[WHAT YOU SHOULD DO]:
Search the records below for the word "xlabel". Pull out each line that has it.
BEGIN DATA FOR THIS TASK
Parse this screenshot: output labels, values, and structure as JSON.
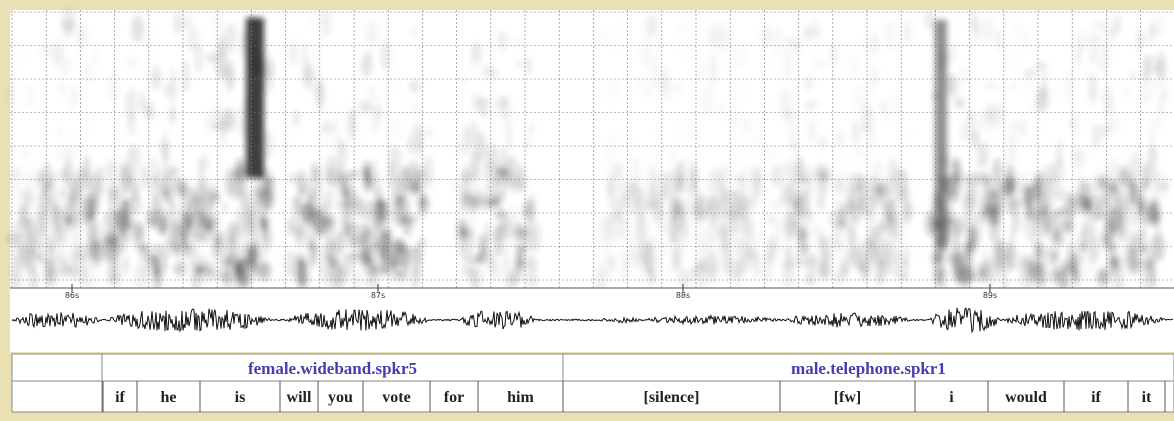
{
  "time_marks": [
    "86s",
    "87s",
    "88s",
    "89s"
  ],
  "speakers": [
    "female.wideband.spkr5",
    "male.telephone.spkr1"
  ],
  "words": [
    "if",
    "he",
    "is",
    "will",
    "you",
    "vote",
    "for",
    "him",
    "[silence]",
    "[fw]",
    "i",
    "would",
    "if",
    "it"
  ]
}
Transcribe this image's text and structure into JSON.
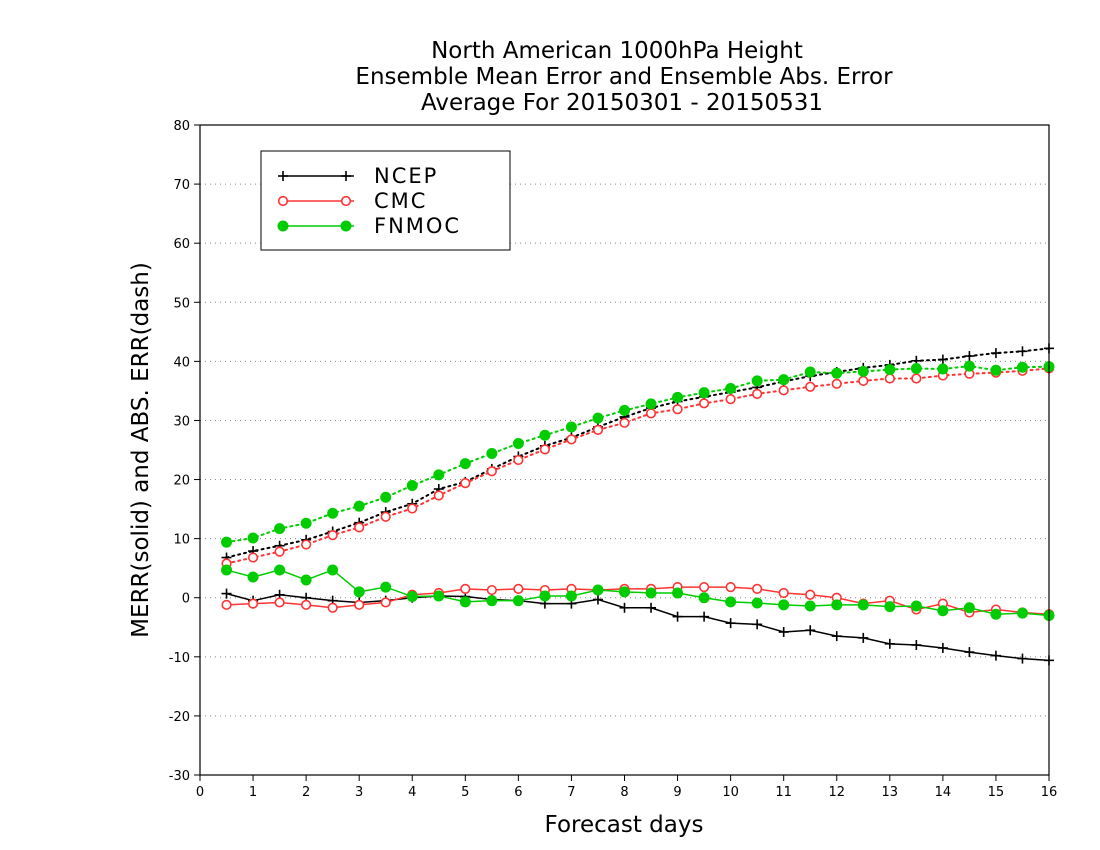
{
  "chart_data": {
    "type": "line",
    "title": [
      "North American 1000hPa Height",
      "Ensemble Mean Error and Ensemble Abs. Error",
      "Average For 20150301 - 20150531"
    ],
    "xlabel": "Forecast days",
    "ylabel": "MERR(solid) and ABS. ERR(dash)",
    "xlim": [
      0,
      16
    ],
    "ylim": [
      -30,
      80
    ],
    "x_ticks": [
      0,
      1,
      2,
      3,
      4,
      5,
      6,
      7,
      8,
      9,
      10,
      11,
      12,
      13,
      14,
      15,
      16
    ],
    "y_ticks": [
      -30,
      -20,
      -10,
      0,
      10,
      20,
      30,
      40,
      50,
      60,
      70,
      80
    ],
    "grid": "horizontal dotted",
    "legend_position": "top-left",
    "x": [
      0.5,
      1,
      1.5,
      2,
      2.5,
      3,
      3.5,
      4,
      4.5,
      5,
      5.5,
      6,
      6.5,
      7,
      7.5,
      8,
      8.5,
      9,
      9.5,
      10,
      10.5,
      11,
      11.5,
      12,
      12.5,
      13,
      13.5,
      14,
      14.5,
      15,
      15.5,
      16
    ],
    "series": [
      {
        "name": "NCEP",
        "color": "#000000",
        "marker": "plus",
        "merr": [
          0.7,
          -0.5,
          0.5,
          0,
          -0.5,
          -0.8,
          -0.5,
          0,
          0.3,
          0.2,
          -0.3,
          -0.5,
          -1,
          -1,
          -0.3,
          -1.7,
          -1.7,
          -3.2,
          -3.2,
          -4.3,
          -4.5,
          -5.8,
          -5.5,
          -6.5,
          -6.8,
          -7.8,
          -8,
          -8.5,
          -9.2,
          -9.8,
          -10.3,
          -10.6
        ],
        "abs_err": [
          6.8,
          7.9,
          8.8,
          9.8,
          11.2,
          12.7,
          14.5,
          15.9,
          18.4,
          19.6,
          21.8,
          23.9,
          25.7,
          27.1,
          28.9,
          30.6,
          32.1,
          33.2,
          34,
          34.8,
          35.6,
          36.6,
          37.5,
          38.2,
          38.9,
          39.4,
          40.1,
          40.3,
          40.9,
          41.4,
          41.7,
          42.2
        ]
      },
      {
        "name": "CMC",
        "color": "#ff3333",
        "marker": "open-circle",
        "merr": [
          -1.2,
          -1,
          -0.8,
          -1.2,
          -1.7,
          -1.2,
          -0.8,
          0.5,
          0.8,
          1.5,
          1.3,
          1.5,
          1.3,
          1.5,
          1.3,
          1.5,
          1.5,
          1.8,
          1.8,
          1.8,
          1.5,
          0.8,
          0.5,
          0,
          -1,
          -0.5,
          -2,
          -1,
          -2.5,
          -2,
          -2.5,
          -2.8
        ],
        "abs_err": [
          5.8,
          6.8,
          7.8,
          9,
          10.6,
          11.9,
          13.7,
          15.1,
          17.3,
          19.4,
          21.4,
          23.3,
          25.1,
          26.8,
          28.4,
          29.6,
          31.2,
          31.9,
          32.9,
          33.6,
          34.5,
          35.1,
          35.7,
          36.2,
          36.7,
          37.1,
          37.1,
          37.6,
          37.9,
          38.1,
          38.4,
          38.8
        ]
      },
      {
        "name": "FNMOC",
        "color": "#00cc00",
        "marker": "filled-circle",
        "merr": [
          4.7,
          3.5,
          4.7,
          3,
          4.7,
          1,
          1.8,
          0.2,
          0.3,
          -0.7,
          -0.5,
          -0.5,
          0.3,
          0.3,
          1.3,
          1,
          0.8,
          0.8,
          0,
          -0.7,
          -0.9,
          -1.2,
          -1.4,
          -1.2,
          -1.2,
          -1.5,
          -1.4,
          -2.2,
          -1.7,
          -2.8,
          -2.6,
          -3
        ],
        "abs_err": [
          9.4,
          10.1,
          11.7,
          12.6,
          14.3,
          15.5,
          17,
          19,
          20.8,
          22.7,
          24.4,
          26.1,
          27.5,
          28.9,
          30.4,
          31.7,
          32.8,
          33.9,
          34.7,
          35.4,
          36.7,
          36.9,
          38.2,
          38,
          38.3,
          38.6,
          38.8,
          38.7,
          39.2,
          38.5,
          39,
          39.1
        ]
      }
    ]
  }
}
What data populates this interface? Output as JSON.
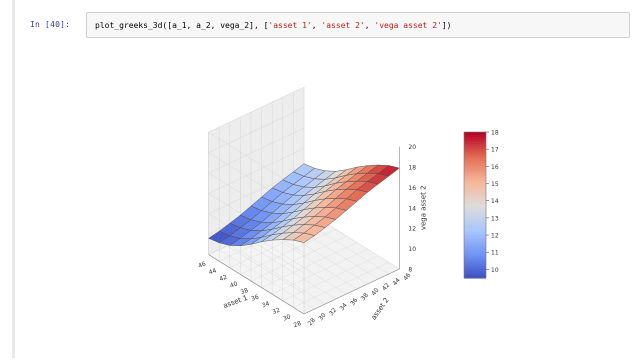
{
  "notebook": {
    "prompt": "In [40]:",
    "code": {
      "func": "plot_greeks_3d([a_1, a_2, vega_2], [",
      "s1": "'asset 1'",
      "s2": "'asset 2'",
      "s3": "'vega asset 2'",
      "close": "])"
    }
  },
  "chart_data": {
    "type": "surface3d",
    "title": "",
    "xlabel": "asset 1",
    "ylabel": "asset 2",
    "zlabel": "vega asset 2",
    "x_ticks": [
      "28",
      "30",
      "32",
      "34",
      "36",
      "38",
      "40",
      "42",
      "44",
      "46"
    ],
    "y_ticks": [
      "28",
      "30",
      "32",
      "34",
      "36",
      "38",
      "40",
      "42",
      "44",
      "46"
    ],
    "z_ticks": [
      "8",
      "10",
      "12",
      "14",
      "16",
      "18",
      "20"
    ],
    "zlim": [
      8,
      20
    ],
    "colorbar_ticks": [
      "10",
      "11",
      "12",
      "13",
      "14",
      "15",
      "16",
      "17",
      "18"
    ],
    "colorbar_range": [
      9.5,
      18
    ],
    "colormap": [
      "#3b4cc0",
      "#7092f3",
      "#aac7fd",
      "#dddcdc",
      "#f6b69a",
      "#e46e56",
      "#b40426"
    ],
    "grid": true,
    "x": [
      28,
      30,
      32,
      34,
      36,
      38,
      40,
      42,
      44,
      46
    ],
    "y": [
      28,
      30,
      32,
      34,
      36,
      38,
      40,
      42,
      44,
      46
    ],
    "z": [
      [
        15.0,
        15.2,
        15.5,
        15.8,
        16.2,
        16.6,
        17.0,
        17.3,
        17.6,
        17.9
      ],
      [
        14.6,
        14.8,
        15.1,
        15.4,
        15.8,
        16.2,
        16.6,
        16.9,
        17.2,
        17.5
      ],
      [
        14.0,
        14.2,
        14.5,
        14.8,
        15.2,
        15.6,
        16.0,
        16.3,
        16.6,
        16.9
      ],
      [
        13.3,
        13.5,
        13.8,
        14.1,
        14.5,
        14.9,
        15.3,
        15.6,
        15.9,
        16.2
      ],
      [
        12.5,
        12.7,
        13.0,
        13.3,
        13.7,
        14.1,
        14.5,
        14.8,
        15.1,
        15.4
      ],
      [
        11.6,
        11.8,
        12.1,
        12.4,
        12.8,
        13.2,
        13.6,
        13.9,
        14.2,
        14.5
      ],
      [
        10.8,
        11.0,
        11.3,
        11.6,
        12.0,
        12.4,
        12.8,
        13.1,
        13.4,
        13.7
      ],
      [
        10.2,
        10.4,
        10.7,
        11.0,
        11.4,
        11.8,
        12.2,
        12.5,
        12.8,
        13.1
      ],
      [
        9.8,
        10.0,
        10.3,
        10.6,
        11.0,
        11.4,
        11.8,
        12.1,
        12.4,
        12.7
      ],
      [
        9.6,
        9.8,
        10.1,
        10.4,
        10.8,
        11.2,
        11.6,
        11.9,
        12.2,
        12.5
      ]
    ]
  }
}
END DATA FOR THIS TASK
[RESULT BELOW]:
    "xlabel": "Forecast days",
    "xlabel": "asset 1",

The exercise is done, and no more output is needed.